(Task to carry out) Where a line in the listing contains the string "hosil", copy that line out.

(Records)
========================================================================

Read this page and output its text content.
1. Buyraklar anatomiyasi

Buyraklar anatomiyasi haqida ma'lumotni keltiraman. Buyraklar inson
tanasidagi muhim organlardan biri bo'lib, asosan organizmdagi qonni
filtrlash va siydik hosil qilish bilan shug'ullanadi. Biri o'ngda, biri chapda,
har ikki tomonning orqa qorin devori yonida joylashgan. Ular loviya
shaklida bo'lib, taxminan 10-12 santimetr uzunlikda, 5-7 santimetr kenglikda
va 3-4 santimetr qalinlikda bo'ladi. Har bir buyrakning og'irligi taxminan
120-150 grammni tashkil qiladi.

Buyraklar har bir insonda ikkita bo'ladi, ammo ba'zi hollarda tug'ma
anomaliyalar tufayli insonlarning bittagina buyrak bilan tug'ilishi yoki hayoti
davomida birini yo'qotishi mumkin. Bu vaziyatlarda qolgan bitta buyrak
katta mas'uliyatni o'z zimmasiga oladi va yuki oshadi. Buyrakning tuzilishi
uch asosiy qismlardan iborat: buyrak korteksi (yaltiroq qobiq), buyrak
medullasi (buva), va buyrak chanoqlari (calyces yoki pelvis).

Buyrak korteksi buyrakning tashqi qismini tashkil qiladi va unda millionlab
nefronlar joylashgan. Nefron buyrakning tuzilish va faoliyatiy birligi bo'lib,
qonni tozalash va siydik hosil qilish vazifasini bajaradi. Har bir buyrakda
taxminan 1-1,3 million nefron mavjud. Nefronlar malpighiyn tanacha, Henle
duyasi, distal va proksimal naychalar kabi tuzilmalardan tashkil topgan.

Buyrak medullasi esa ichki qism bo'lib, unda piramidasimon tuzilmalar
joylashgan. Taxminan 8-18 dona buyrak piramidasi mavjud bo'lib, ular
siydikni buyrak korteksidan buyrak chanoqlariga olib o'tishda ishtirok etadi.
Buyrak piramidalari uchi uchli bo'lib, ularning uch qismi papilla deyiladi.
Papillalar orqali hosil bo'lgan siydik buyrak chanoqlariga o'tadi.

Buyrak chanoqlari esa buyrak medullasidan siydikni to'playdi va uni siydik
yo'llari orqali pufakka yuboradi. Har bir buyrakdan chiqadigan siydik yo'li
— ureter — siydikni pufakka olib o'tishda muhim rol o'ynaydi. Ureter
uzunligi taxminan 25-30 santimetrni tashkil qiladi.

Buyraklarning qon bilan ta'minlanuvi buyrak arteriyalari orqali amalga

========================================================================

(Expected answer)
filtrlash va siydik hosil qilish bilan shug'ullanadi. Biri o'ngda, biri chapda,
qonni tozalash va siydik hosil qilish vazifasini bajaradi. Har bir buyrakda
Papillalar orqali hosil bo'lgan siydik buyrak chanoqlariga o'tadi.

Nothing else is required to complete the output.